*EXERCISE AIM*
Reproduce every entry below precisely. Pictures are excluded from the copy.

(Excerpt from a dataset)
══════════

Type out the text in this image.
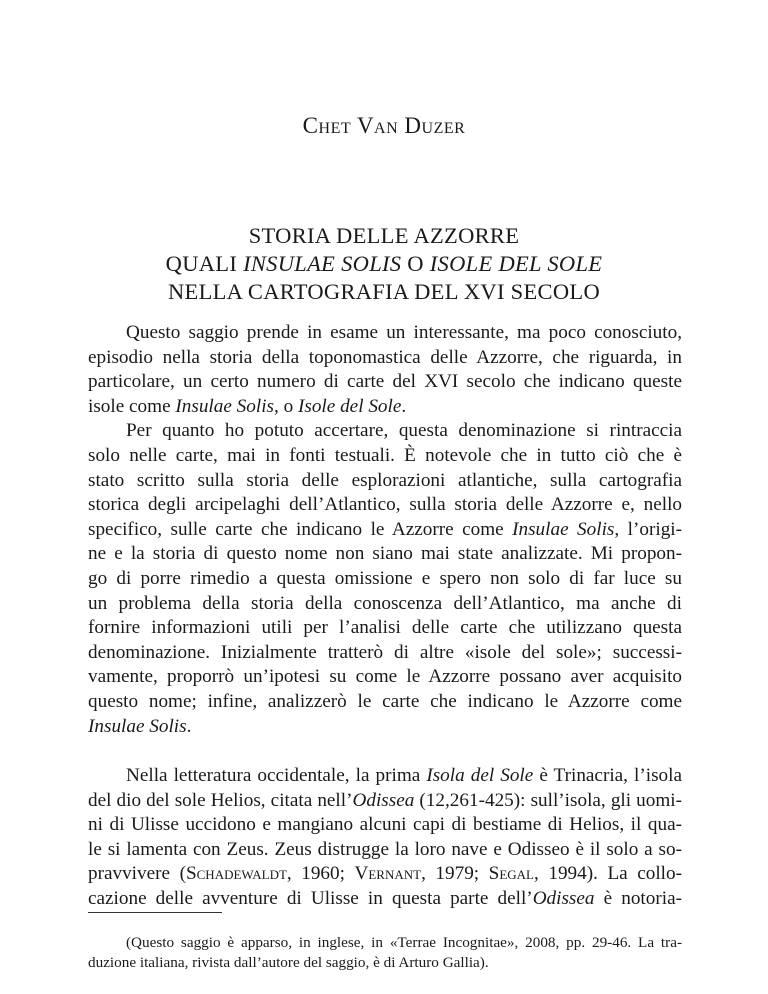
Chet Van Duzer
STORIA DELLE AZZORRE
QUALI INSULAE SOLIS O ISOLE DEL SOLE
NELLA CARTOGRAFIA DEL XVI SECOLO
Questo saggio prende in esame un interessante, ma poco conosciuto,
episodio nella storia della toponomastica delle Azzorre, che riguarda, in
particolare, un certo numero di carte del XVI secolo che indicano queste
isole come Insulae Solis, o Isole del Sole.
Per quanto ho potuto accertare, questa denominazione si rintraccia
solo nelle carte, mai in fonti testuali. È notevole che in tutto ciò che è
stato scritto sulla storia delle esplorazioni atlantiche, sulla cartografia
storica degli arcipelaghi dell’Atlantico, sulla storia delle Azzorre e, nello
specifico, sulle carte che indicano le Azzorre come Insulae Solis, l’origi-
ne e la storia di questo nome non siano mai state analizzate. Mi propon-
go di porre rimedio a questa omissione e spero non solo di far luce su
un problema della storia della conoscenza dell’Atlantico, ma anche di
fornire informazioni utili per l’analisi delle carte che utilizzano questa
denominazione. Inizialmente tratterò di altre «isole del sole»; successi-
vamente, proporrò un’ipotesi su come le Azzorre possano aver acquisito
questo nome; infine, analizzerò le carte che indicano le Azzorre come
Insulae Solis.
Nella letteratura occidentale, la prima Isola del Sole è Trinacria, l’isola
del dio del sole Helios, citata nell’Odissea (12,261-425): sull’isola, gli uomi-
ni di Ulisse uccidono e mangiano alcuni capi di bestiame di Helios, il qua-
le si lamenta con Zeus. Zeus distrugge la loro nave e Odisseo è il solo a so-
pravvivere (Schadewaldt, 1960; Vernant, 1979; Segal, 1994). La collo-
cazione delle avventure di Ulisse in questa parte dell’Odissea è notoria-
(Questo saggio è apparso, in inglese, in «Terrae Incognitae», 2008, pp. 29-46. La tra-
duzione italiana, rivista dall’autore del saggio, è di Arturo Gallia).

══════════

*TASK RESULT*
Type out the text in this image.
Chet Van Duzer
STORIA DELLE AZZORRE
QUALI INSULAE SOLIS O ISOLE DEL SOLE
NELLA CARTOGRAFIA DEL XVI SECOLO
Questo saggio prende in esame un interessante, ma poco conosciuto,
episodio nella storia della toponomastica delle Azzorre, che riguarda, in
particolare, un certo numero di carte del XVI secolo che indicano queste
isole come Insulae Solis, o Isole del Sole.
Per quanto ho potuto accertare, questa denominazione si rintraccia
solo nelle carte, mai in fonti testuali. È notevole che in tutto ciò che è
stato scritto sulla storia delle esplorazioni atlantiche, sulla cartografia
storica degli arcipelaghi dell’Atlantico, sulla storia delle Azzorre e, nello
specifico, sulle carte che indicano le Azzorre come Insulae Solis, l’origi-
ne e la storia di questo nome non siano mai state analizzate. Mi propon-
go di porre rimedio a questa omissione e spero non solo di far luce su
un problema della storia della conoscenza dell’Atlantico, ma anche di
fornire informazioni utili per l’analisi delle carte che utilizzano questa
denominazione. Inizialmente tratterò di altre «isole del sole»; successi-
vamente, proporrò un’ipotesi su come le Azzorre possano aver acquisito
questo nome; infine, analizzerò le carte che indicano le Azzorre come
Insulae Solis.
Nella letteratura occidentale, la prima Isola del Sole è Trinacria, l’isola
del dio del sole Helios, citata nell’Odissea (12,261-425): sull’isola, gli uomi-
ni di Ulisse uccidono e mangiano alcuni capi di bestiame di Helios, il qua-
le si lamenta con Zeus. Zeus distrugge la loro nave e Odisseo è il solo a so-
pravvivere (Schadewaldt, 1960; Vernant, 1979; Segal, 1994). La collo-
cazione delle avventure di Ulisse in questa parte dell’Odissea è notoria-
(Questo saggio è apparso, in inglese, in «Terrae Incognitae», 2008, pp. 29-46. La tra-
duzione italiana, rivista dall’autore del saggio, è di Arturo Gallia).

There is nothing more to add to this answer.